OBJECTIVE:
Write out the material again exactly, please, and omit the pictures.

================================

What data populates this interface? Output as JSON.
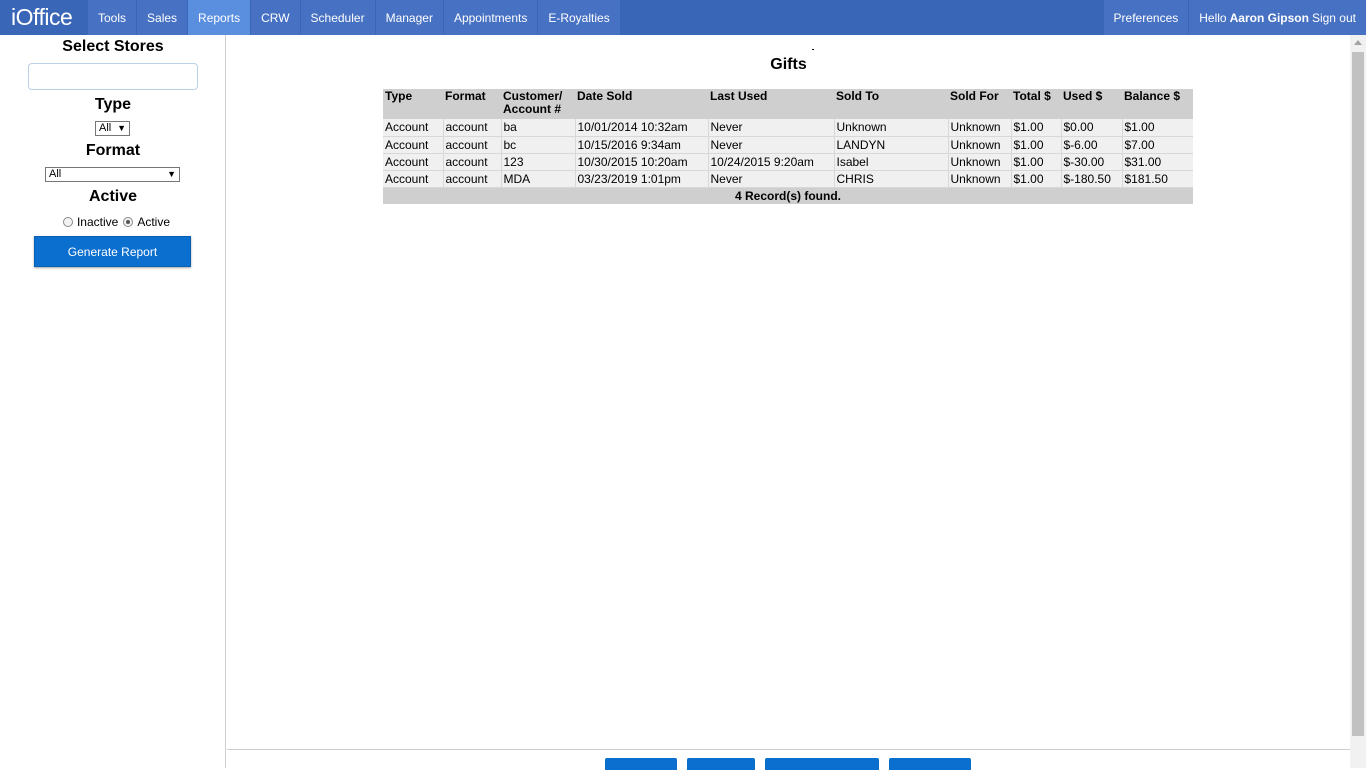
{
  "app": {
    "brand": "iOffice"
  },
  "nav": {
    "items": [
      {
        "label": "Tools"
      },
      {
        "label": "Sales"
      },
      {
        "label": "Reports"
      },
      {
        "label": "CRW"
      },
      {
        "label": "Scheduler"
      },
      {
        "label": "Manager"
      },
      {
        "label": "Appointments"
      },
      {
        "label": "E-Royalties"
      }
    ],
    "active": "Reports",
    "preferences": "Preferences",
    "greeting": "Hello",
    "user": "Aaron Gipson",
    "signout": "Sign out"
  },
  "sidebar": {
    "stores_heading": "Select Stores",
    "stores_value": "",
    "type_heading": "Type",
    "type_selected": "All",
    "format_heading": "Format",
    "format_selected": "All",
    "active_heading": "Active",
    "radio_inactive": "Inactive",
    "radio_active": "Active",
    "radio_selected": "Active",
    "generate_label": "Generate Report"
  },
  "report": {
    "title": "Gifts",
    "columns": [
      "Type",
      "Format",
      "Customer/ Account #",
      "Date Sold",
      "Last Used",
      "Sold To",
      "Sold For",
      "Total $",
      "Used $",
      "Balance $"
    ],
    "rows": [
      [
        "Account",
        "account",
        "ba",
        "10/01/2014 10:32am",
        "Never",
        "Unknown",
        "Unknown",
        "$1.00",
        "$0.00",
        "$1.00"
      ],
      [
        "Account",
        "account",
        "bc",
        "10/15/2016 9:34am",
        "Never",
        "LANDYN",
        "Unknown",
        "$1.00",
        "$-6.00",
        "$7.00"
      ],
      [
        "Account",
        "account",
        "123",
        "10/30/2015 10:20am",
        "10/24/2015 9:20am",
        "Isabel",
        "Unknown",
        "$1.00",
        "$-30.00",
        "$31.00"
      ],
      [
        "Account",
        "account",
        "MDA",
        "03/23/2019 1:01pm",
        "Never",
        "CHRIS",
        "Unknown",
        "$1.00",
        "$-180.50",
        "$181.50"
      ]
    ],
    "footer": "4 Record(s) found."
  },
  "colors": {
    "navbar": "#3a66b8",
    "nav_item": "#4771c2",
    "nav_active": "#5a8fe0",
    "primary_button": "#0b6fcf",
    "table_header": "#cfcfcf",
    "table_row": "#f0f0f0"
  }
}
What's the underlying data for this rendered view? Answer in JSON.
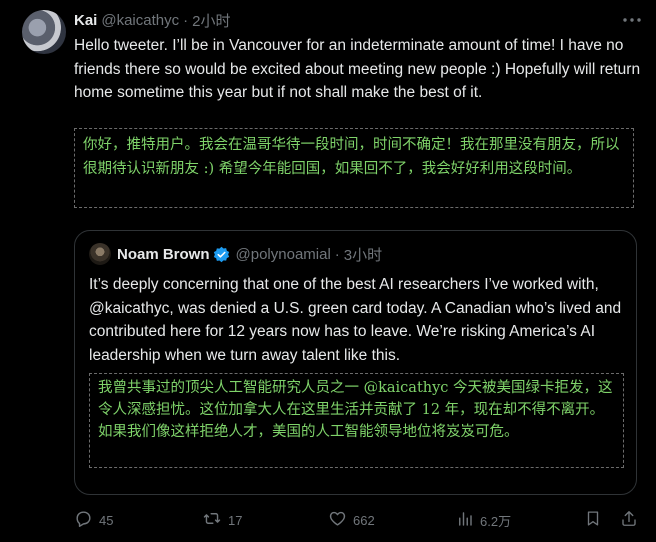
{
  "tweet": {
    "author_name": "Kai",
    "author_handle": "@kaicathyc",
    "separator": "·",
    "time": "2小时",
    "text": "Hello tweeter. I’ll be in Vancouver for an indeterminate amount of time! I have no friends there so would be excited about meeting new people :) Hopefully will return home sometime this year but if not shall make the best of it.",
    "translation": "你好，推特用户。我会在温哥华待一段时间，时间不确定！我在那里没有朋友，所以很期待认识新朋友 :) 希望今年能回国，如果回不了，我会好好利用这段时间。"
  },
  "quote": {
    "author_name": "Noam Brown",
    "author_handle": "@polynoamial",
    "separator": "·",
    "time": "3小时",
    "text": "It’s deeply concerning that one of the best AI researchers I’ve worked with, @kaicathyc, was denied a U.S. green card today. A Canadian who’s lived and contributed here for 12 years now has to leave. We’re risking America’s AI leadership when we turn away talent like this.",
    "translation": "我曾共事过的顶尖人工智能研究人员之一 @kaicathyc 今天被美国绿卡拒发，这令人深感担忧。这位加拿大人在这里生活并贡献了 12 年，现在却不得不离开。如果我们像这样拒绝人才，美国的人工智能领导地位将岌岌可危。"
  },
  "actions": {
    "replies": "45",
    "retweets": "17",
    "likes": "662",
    "views": "6.2万"
  },
  "colors": {
    "background": "#000000",
    "text": "#e7e9ea",
    "muted": "#71767b",
    "translation": "#7fd36a",
    "verified": "#1d9bf0"
  }
}
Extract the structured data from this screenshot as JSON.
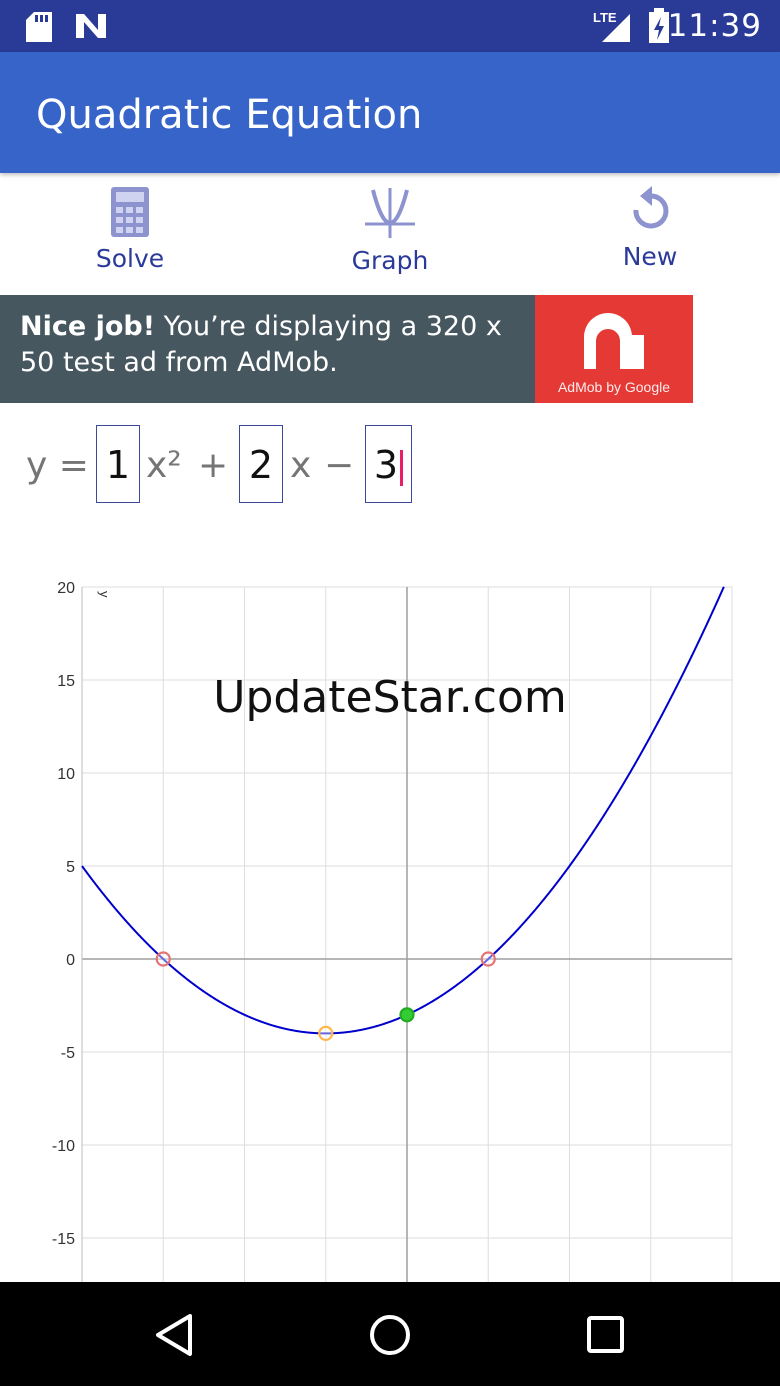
{
  "status_bar": {
    "time": "11:39",
    "network": "LTE",
    "icons": [
      "sd-card-icon",
      "n-logo-icon",
      "lte-signal-icon",
      "battery-icon"
    ]
  },
  "app_bar": {
    "title": "Quadratic Equation"
  },
  "toolbar": {
    "solve_label": "Solve",
    "graph_label": "Graph",
    "new_label": "New"
  },
  "ad": {
    "bold": "Nice job!",
    "text": " You’re displaying a 320 x 50 test ad from AdMob.",
    "logo_caption": "AdMob by Google"
  },
  "equation": {
    "prefix": "y =",
    "a": "1",
    "x2": "x²",
    "plus": "+",
    "b": "2",
    "x": "x",
    "minus": "−",
    "c": "3"
  },
  "watermark": "UpdateStar.com",
  "chart_data": {
    "type": "line",
    "title": "",
    "xlabel": "",
    "ylabel": "y",
    "ylim": [
      -17,
      20
    ],
    "xlim": [
      -4,
      4
    ],
    "y_ticks": [
      "20",
      "15",
      "10",
      "5",
      "0",
      "-5",
      "-10",
      "-15"
    ],
    "grid": true,
    "series": [
      {
        "expression": "x^2 + 2x - 3",
        "color": "#0000cc"
      }
    ],
    "points": [
      {
        "kind": "root",
        "x": -3,
        "y": 0,
        "color": "#e57373"
      },
      {
        "kind": "root",
        "x": 1,
        "y": 0,
        "color": "#e57373"
      },
      {
        "kind": "vertex",
        "x": -1,
        "y": -4,
        "color": "#ffb74d"
      },
      {
        "kind": "y-intercept",
        "x": 0,
        "y": -3,
        "color": "#22aa22"
      }
    ]
  },
  "colors": {
    "status_bar": "#2a3b97",
    "app_bar": "#3764c8",
    "accent": "#e91e63",
    "curve": "#0000cc"
  }
}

================================

COMPLETED EXERCISE:
What data populates this interface? Output as JSON.
{
  "app": {
    "brand": "iOffice"
  },
  "nav": {
    "items": [
      {
        "label": "Tools"
      },
      {
        "label": "Sales"
      },
      {
        "label": "Reports"
      },
      {
        "label": "CRW"
      },
      {
        "label": "Scheduler"
      },
      {
        "label": "Manager"
      },
      {
        "label": "Appointments"
      },
      {
        "label": "E-Royalties"
      }
    ],
    "active": "Reports",
    "preferences": "Preferences",
    "greeting": "Hello",
    "user": "Aaron Gipson",
    "signout": "Sign out"
  },
  "sidebar": {
    "stores_heading": "Select Stores",
    "stores_value": "",
    "type_heading": "Type",
    "type_selected": "All",
    "format_heading": "Format",
    "format_selected": "All",
    "active_heading": "Active",
    "radio_inactive": "Inactive",
    "radio_active": "Active",
    "radio_selected": "Active",
    "generate_label": "Generate Report"
  },
  "report": {
    "title": "Gifts",
    "columns": [
      "Type",
      "Format",
      "Customer/ Account #",
      "Date Sold",
      "Last Used",
      "Sold To",
      "Sold For",
      "Total $",
      "Used $",
      "Balance $"
    ],
    "rows": [
      [
        "Account",
        "account",
        "ba",
        "10/01/2014 10:32am",
        "Never",
        "Unknown",
        "Unknown",
        "$1.00",
        "$0.00",
        "$1.00"
      ],
      [
        "Account",
        "account",
        "bc",
        "10/15/2016 9:34am",
        "Never",
        "LANDYN",
        "Unknown",
        "$1.00",
        "$-6.00",
        "$7.00"
      ],
      [
        "Account",
        "account",
        "123",
        "10/30/2015 10:20am",
        "10/24/2015 9:20am",
        "Isabel",
        "Unknown",
        "$1.00",
        "$-30.00",
        "$31.00"
      ],
      [
        "Account",
        "account",
        "MDA",
        "03/23/2019 1:01pm",
        "Never",
        "CHRIS",
        "Unknown",
        "$1.00",
        "$-180.50",
        "$181.50"
      ]
    ],
    "footer": "4 Record(s) found."
  },
  "colors": {
    "navbar": "#3a66b8",
    "nav_item": "#4771c2",
    "nav_active": "#5a8fe0",
    "primary_button": "#0b6fcf",
    "table_header": "#cfcfcf",
    "table_row": "#f0f0f0"
  }
}
What's the underlying data for this rendered view? Answer in JSON.
{
  "tweet": {
    "author_name": "Kai",
    "author_handle": "@kaicathyc",
    "separator": "·",
    "time": "2小时",
    "text": "Hello tweeter. I’ll be in Vancouver for an indeterminate amount of time! I have no friends there so would be excited about meeting new people :) Hopefully will return home sometime this year but if not shall make the best of it.",
    "translation": "你好，推特用户。我会在温哥华待一段时间，时间不确定！我在那里没有朋友，所以很期待认识新朋友 :) 希望今年能回国，如果回不了，我会好好利用这段时间。"
  },
  "quote": {
    "author_name": "Noam Brown",
    "author_handle": "@polynoamial",
    "separator": "·",
    "time": "3小时",
    "text": "It’s deeply concerning that one of the best AI researchers I’ve worked with, @kaicathyc, was denied a U.S. green card today. A Canadian who’s lived and contributed here for 12 years now has to leave. We’re risking America’s AI leadership when we turn away talent like this.",
    "translation": "我曾共事过的顶尖人工智能研究人员之一 @kaicathyc 今天被美国绿卡拒发，这令人深感担忧。这位加拿大人在这里生活并贡献了 12 年，现在却不得不离开。如果我们像这样拒绝人才，美国的人工智能领导地位将岌岌可危。"
  },
  "actions": {
    "replies": "45",
    "retweets": "17",
    "likes": "662",
    "views": "6.2万"
  },
  "colors": {
    "background": "#000000",
    "text": "#e7e9ea",
    "muted": "#71767b",
    "translation": "#7fd36a",
    "verified": "#1d9bf0"
  }
}
Extract the structured data from this screenshot as JSON.
{
  "status_bar": {
    "time": "11:39",
    "network": "LTE",
    "icons": [
      "sd-card-icon",
      "n-logo-icon",
      "lte-signal-icon",
      "battery-icon"
    ]
  },
  "app_bar": {
    "title": "Quadratic Equation"
  },
  "toolbar": {
    "solve_label": "Solve",
    "graph_label": "Graph",
    "new_label": "New"
  },
  "ad": {
    "bold": "Nice job!",
    "text": " You’re displaying a 320 x 50 test ad from AdMob.",
    "logo_caption": "AdMob by Google"
  },
  "equation": {
    "prefix": "y =",
    "a": "1",
    "x2": "x²",
    "plus": "+",
    "b": "2",
    "x": "x",
    "minus": "−",
    "c": "3"
  },
  "watermark": "UpdateStar.com",
  "chart_data": {
    "type": "line",
    "title": "",
    "xlabel": "",
    "ylabel": "y",
    "ylim": [
      -17,
      20
    ],
    "xlim": [
      -4,
      4
    ],
    "y_ticks": [
      "20",
      "15",
      "10",
      "5",
      "0",
      "-5",
      "-10",
      "-15"
    ],
    "grid": true,
    "series": [
      {
        "expression": "x^2 + 2x - 3",
        "color": "#0000cc"
      }
    ],
    "points": [
      {
        "kind": "root",
        "x": -3,
        "y": 0,
        "color": "#e57373"
      },
      {
        "kind": "root",
        "x": 1,
        "y": 0,
        "color": "#e57373"
      },
      {
        "kind": "vertex",
        "x": -1,
        "y": -4,
        "color": "#ffb74d"
      },
      {
        "kind": "y-intercept",
        "x": 0,
        "y": -3,
        "color": "#22aa22"
      }
    ]
  },
  "colors": {
    "status_bar": "#2a3b97",
    "app_bar": "#3764c8",
    "accent": "#e91e63",
    "curve": "#0000cc"
  }
}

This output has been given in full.